Stored records ▸
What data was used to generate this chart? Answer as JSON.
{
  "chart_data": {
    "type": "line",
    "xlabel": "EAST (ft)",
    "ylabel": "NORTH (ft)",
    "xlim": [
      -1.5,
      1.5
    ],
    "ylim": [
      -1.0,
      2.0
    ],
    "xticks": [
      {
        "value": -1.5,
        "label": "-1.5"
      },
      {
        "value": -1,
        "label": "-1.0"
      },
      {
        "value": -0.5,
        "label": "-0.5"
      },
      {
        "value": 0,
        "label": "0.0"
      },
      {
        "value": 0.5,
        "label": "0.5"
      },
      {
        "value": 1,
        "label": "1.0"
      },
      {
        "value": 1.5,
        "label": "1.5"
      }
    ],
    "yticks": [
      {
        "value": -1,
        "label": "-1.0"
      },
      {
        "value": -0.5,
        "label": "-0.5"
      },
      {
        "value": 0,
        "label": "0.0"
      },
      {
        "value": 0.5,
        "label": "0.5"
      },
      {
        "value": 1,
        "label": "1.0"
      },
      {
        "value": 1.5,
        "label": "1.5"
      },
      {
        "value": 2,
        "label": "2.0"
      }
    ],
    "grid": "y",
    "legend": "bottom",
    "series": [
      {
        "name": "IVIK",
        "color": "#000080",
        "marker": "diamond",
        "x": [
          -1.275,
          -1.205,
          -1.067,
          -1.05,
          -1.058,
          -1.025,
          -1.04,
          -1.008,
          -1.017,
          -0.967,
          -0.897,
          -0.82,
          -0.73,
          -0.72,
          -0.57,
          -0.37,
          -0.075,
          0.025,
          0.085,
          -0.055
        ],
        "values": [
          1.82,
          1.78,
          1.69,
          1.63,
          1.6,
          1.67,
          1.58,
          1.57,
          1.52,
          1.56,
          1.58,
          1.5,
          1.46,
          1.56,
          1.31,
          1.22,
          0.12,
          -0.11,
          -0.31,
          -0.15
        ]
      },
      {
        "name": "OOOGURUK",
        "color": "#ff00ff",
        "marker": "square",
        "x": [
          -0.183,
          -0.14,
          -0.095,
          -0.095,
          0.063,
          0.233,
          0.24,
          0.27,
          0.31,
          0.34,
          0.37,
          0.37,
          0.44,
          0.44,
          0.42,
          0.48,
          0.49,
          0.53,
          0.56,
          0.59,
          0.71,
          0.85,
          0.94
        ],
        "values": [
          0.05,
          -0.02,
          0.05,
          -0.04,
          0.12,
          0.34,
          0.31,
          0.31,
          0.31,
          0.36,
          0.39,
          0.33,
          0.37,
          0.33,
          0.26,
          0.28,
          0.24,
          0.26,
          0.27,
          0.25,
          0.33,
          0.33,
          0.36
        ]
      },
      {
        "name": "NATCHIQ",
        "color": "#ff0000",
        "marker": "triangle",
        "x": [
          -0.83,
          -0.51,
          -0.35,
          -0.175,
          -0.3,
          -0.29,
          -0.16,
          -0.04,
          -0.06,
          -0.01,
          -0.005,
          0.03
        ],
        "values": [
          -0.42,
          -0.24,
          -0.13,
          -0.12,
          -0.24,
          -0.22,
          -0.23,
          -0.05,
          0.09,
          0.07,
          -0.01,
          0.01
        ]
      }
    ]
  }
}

What to do ▸
Every record above should be output exactly.

Complete response ▸
What data was used to generate this chart? Answer as JSON.
{
  "chart_data": {
    "type": "line",
    "xlabel": "EAST (ft)",
    "ylabel": "NORTH (ft)",
    "xlim": [
      -1.5,
      1.5
    ],
    "ylim": [
      -1.0,
      2.0
    ],
    "xticks": [
      {
        "value": -1.5,
        "label": "-1.5"
      },
      {
        "value": -1,
        "label": "-1.0"
      },
      {
        "value": -0.5,
        "label": "-0.5"
      },
      {
        "value": 0,
        "label": "0.0"
      },
      {
        "value": 0.5,
        "label": "0.5"
      },
      {
        "value": 1,
        "label": "1.0"
      },
      {
        "value": 1.5,
        "label": "1.5"
      }
    ],
    "yticks": [
      {
        "value": -1,
        "label": "-1.0"
      },
      {
        "value": -0.5,
        "label": "-0.5"
      },
      {
        "value": 0,
        "label": "0.0"
      },
      {
        "value": 0.5,
        "label": "0.5"
      },
      {
        "value": 1,
        "label": "1.0"
      },
      {
        "value": 1.5,
        "label": "1.5"
      },
      {
        "value": 2,
        "label": "2.0"
      }
    ],
    "grid": "y",
    "legend": "bottom",
    "series": [
      {
        "name": "IVIK",
        "color": "#000080",
        "marker": "diamond",
        "x": [
          -1.275,
          -1.205,
          -1.067,
          -1.05,
          -1.058,
          -1.025,
          -1.04,
          -1.008,
          -1.017,
          -0.967,
          -0.897,
          -0.82,
          -0.73,
          -0.72,
          -0.57,
          -0.37,
          -0.075,
          0.025,
          0.085,
          -0.055
        ],
        "values": [
          1.82,
          1.78,
          1.69,
          1.63,
          1.6,
          1.67,
          1.58,
          1.57,
          1.52,
          1.56,
          1.58,
          1.5,
          1.46,
          1.56,
          1.31,
          1.22,
          0.12,
          -0.11,
          -0.31,
          -0.15
        ]
      },
      {
        "name": "OOOGURUK",
        "color": "#ff00ff",
        "marker": "square",
        "x": [
          -0.183,
          -0.14,
          -0.095,
          -0.095,
          0.063,
          0.233,
          0.24,
          0.27,
          0.31,
          0.34,
          0.37,
          0.37,
          0.44,
          0.44,
          0.42,
          0.48,
          0.49,
          0.53,
          0.56,
          0.59,
          0.71,
          0.85,
          0.94
        ],
        "values": [
          0.05,
          -0.02,
          0.05,
          -0.04,
          0.12,
          0.34,
          0.31,
          0.31,
          0.31,
          0.36,
          0.39,
          0.33,
          0.37,
          0.33,
          0.26,
          0.28,
          0.24,
          0.26,
          0.27,
          0.25,
          0.33,
          0.33,
          0.36
        ]
      },
      {
        "name": "NATCHIQ",
        "color": "#ff0000",
        "marker": "triangle",
        "x": [
          -0.83,
          -0.51,
          -0.35,
          -0.175,
          -0.3,
          -0.29,
          -0.16,
          -0.04,
          -0.06,
          -0.01,
          -0.005,
          0.03
        ],
        "values": [
          -0.42,
          -0.24,
          -0.13,
          -0.12,
          -0.24,
          -0.22,
          -0.23,
          -0.05,
          0.09,
          0.07,
          -0.01,
          0.01
        ]
      }
    ]
  }
}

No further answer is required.